## Work order
Retype the stretch of the TV review from "Filled with rare" through "inspired many retrospectives.".

## Source passage
Billionaire seeks American dream
Nobody watches television for the realism. Particularly when it comes to work, class and status. Sometimes it takes a rich person to show viewers how hard life can be when you have no money.
In “Undercover Billionaire” (10 p.m., Discovery, TV-PG), self-made financial tycoon Glenn Stearns hopes to prove that the American dream endures. He volunteers to get dropped into a strange city with only $100 in his pocket. His goal is to create a million-dollar business in just 90 days. If he fails, he promises to cough up $1 million from his own pocket.
The first eight minutes of “Undercover” are little more than an advertisement for Stearns’ lifestyle. There are numerous shots of him in a helicopter, literally on top of the world.
Things get interesting only after he is deposited in Erie, Pennsylvania, a Rust Belt city with a proud industrial history. At first, he hopes to find discarded truck tires to sell and parlay them into cash. After some serious industrial dumpster diving, he comes up empty. He tries his hand at commission sales and can’t close a single deal.
All the time, a little ticker shows the audience how far he’s dipped into his $100 kitty, or how close he’s come to his million-dollar goal. Spoiler alert: The numbers get kind of scary in the pilot episode as he tires of sleeping in a truck in frigid conditions and is reduced to a ramen-only diet.
Stearns deserves credit for admitting that he may have been overconfident. “Billionaire” also respects its audience’s intelligence enough to show how Stearns explains the presence of a camera crew as he scrounges for jobs, money and meals.
The notion that viewers will only watch poverty when it is experienced by a secret rich person is hardly new to this show, or even television. Two of the best movies of the Depression era, “My Man Godfrey” and “Sullivan’s Travels,” operated on the same premise. They were both comedies. It remains to be seen in what genre “Billionaire” belongs as it continues its reality
television take on Horatio Alger’s message.
› The “American Experience” (9 p.m., PBS, TV-MA, check local listings) presentation “Woodstock: Three Days That Defined a Generation” recalls a mass gathering at an “Aquarian” music festival that marked the end of the 1960s.
Filled with rare footage, “Woodstock” focuses on the business side of a festival run by people who had no business running a major event. It shows how a positive “vibe” kept major catastrophes at bay and how rural Bethel, New York, residents shed their suspicions to offer medical aid and food to a hippie throng nearly half a million strong.
While this is an “American Experience,” there’s little historical perspective offered. We never hear how the spirit of the festival has survived or withered over the past five decades. Rich in performance footage and observations by those who were there, it’s a celebration of a celebration that has already inspired many retrospectives.

Dataset records
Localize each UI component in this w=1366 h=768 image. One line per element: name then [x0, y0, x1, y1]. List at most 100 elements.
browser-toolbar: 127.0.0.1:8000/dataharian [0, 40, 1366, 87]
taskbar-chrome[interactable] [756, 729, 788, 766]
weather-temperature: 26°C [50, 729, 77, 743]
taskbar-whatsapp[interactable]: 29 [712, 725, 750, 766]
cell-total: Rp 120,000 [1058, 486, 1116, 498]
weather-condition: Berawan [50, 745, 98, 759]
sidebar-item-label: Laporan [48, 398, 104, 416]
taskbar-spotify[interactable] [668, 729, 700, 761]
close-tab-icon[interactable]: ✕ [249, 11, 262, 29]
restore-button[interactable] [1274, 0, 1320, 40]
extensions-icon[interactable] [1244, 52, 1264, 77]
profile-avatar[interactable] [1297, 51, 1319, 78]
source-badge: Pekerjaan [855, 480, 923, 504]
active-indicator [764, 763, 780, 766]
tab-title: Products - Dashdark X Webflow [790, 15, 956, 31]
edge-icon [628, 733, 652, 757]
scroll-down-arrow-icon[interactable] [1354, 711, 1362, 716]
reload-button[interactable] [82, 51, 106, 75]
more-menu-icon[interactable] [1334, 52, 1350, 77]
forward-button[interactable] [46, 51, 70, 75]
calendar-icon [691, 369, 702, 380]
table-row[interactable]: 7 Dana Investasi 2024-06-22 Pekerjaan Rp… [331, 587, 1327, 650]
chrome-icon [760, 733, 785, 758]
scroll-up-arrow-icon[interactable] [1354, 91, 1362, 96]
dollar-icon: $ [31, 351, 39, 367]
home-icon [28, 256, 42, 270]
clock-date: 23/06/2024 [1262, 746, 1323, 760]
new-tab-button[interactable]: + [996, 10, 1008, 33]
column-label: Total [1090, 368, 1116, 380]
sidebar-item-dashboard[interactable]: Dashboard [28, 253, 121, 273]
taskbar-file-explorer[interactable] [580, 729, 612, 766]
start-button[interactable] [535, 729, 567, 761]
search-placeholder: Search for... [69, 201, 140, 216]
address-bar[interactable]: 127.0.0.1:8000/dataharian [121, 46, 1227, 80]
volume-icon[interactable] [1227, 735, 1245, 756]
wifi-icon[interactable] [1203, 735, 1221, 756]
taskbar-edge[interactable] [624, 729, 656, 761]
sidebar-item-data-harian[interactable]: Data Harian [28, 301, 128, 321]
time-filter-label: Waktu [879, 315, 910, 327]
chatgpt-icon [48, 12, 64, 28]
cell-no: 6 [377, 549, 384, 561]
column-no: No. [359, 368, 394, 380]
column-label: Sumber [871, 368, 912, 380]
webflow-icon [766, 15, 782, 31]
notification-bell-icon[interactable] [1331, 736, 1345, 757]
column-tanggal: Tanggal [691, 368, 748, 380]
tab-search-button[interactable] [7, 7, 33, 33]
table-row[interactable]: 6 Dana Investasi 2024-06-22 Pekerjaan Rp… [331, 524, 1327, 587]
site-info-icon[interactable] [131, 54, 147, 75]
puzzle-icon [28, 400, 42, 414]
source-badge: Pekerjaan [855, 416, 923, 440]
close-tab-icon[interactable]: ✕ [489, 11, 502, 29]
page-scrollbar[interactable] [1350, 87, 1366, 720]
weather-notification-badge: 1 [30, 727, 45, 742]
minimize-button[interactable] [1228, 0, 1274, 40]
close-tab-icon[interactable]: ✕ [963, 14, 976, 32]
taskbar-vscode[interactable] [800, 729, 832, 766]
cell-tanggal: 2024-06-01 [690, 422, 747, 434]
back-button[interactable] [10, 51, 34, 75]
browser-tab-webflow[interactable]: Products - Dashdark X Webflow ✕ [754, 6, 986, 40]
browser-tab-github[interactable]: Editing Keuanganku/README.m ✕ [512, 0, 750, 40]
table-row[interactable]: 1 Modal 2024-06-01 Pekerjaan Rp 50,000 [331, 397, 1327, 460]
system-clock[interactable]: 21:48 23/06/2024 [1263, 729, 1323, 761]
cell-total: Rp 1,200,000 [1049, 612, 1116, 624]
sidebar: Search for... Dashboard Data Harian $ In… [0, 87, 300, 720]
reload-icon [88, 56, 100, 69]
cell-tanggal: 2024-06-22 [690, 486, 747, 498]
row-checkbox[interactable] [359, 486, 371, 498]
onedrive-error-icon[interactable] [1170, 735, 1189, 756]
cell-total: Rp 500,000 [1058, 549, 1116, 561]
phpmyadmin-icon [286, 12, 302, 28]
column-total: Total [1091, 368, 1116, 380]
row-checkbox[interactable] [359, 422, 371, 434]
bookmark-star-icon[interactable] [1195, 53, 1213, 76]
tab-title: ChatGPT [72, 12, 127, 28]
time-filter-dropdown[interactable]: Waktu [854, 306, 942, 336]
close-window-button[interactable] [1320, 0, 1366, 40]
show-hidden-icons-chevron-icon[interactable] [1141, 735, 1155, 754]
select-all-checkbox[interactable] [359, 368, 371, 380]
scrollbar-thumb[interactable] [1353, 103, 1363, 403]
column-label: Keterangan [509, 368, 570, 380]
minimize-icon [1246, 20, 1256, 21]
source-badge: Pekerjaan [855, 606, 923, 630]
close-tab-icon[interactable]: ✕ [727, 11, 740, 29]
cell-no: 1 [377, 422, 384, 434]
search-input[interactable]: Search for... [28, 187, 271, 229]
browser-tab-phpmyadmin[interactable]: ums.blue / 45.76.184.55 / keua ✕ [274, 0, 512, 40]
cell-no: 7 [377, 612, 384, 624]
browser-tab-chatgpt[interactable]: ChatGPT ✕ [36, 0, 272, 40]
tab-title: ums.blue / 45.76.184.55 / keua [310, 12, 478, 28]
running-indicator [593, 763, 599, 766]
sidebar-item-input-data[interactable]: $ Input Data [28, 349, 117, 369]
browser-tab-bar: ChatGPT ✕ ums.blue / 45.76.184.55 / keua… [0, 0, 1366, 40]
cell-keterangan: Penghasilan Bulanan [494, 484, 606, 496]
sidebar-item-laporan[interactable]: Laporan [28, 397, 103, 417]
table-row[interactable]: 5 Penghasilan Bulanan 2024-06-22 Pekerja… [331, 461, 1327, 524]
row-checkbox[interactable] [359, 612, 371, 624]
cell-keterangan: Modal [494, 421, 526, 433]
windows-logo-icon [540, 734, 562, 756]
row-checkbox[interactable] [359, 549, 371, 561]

## Task answer
Filled with rare footage, “Woodstock” focuses on the business side of a festival run by people who had no business running a major event. It shows how a positive “vibe” kept major catastrophes at bay and how rural Bethel, New York, residents shed their suspicions to offer medical aid and food to a hippie throng nearly half a million strong.
While this is an “American Experience,” there’s little historical perspective offered. We never hear how the spirit of the festival has survived or withered over the past five decades. Rich in performance footage and observations by those who were there, it’s a celebration of a celebration that has already inspired many retrospectives.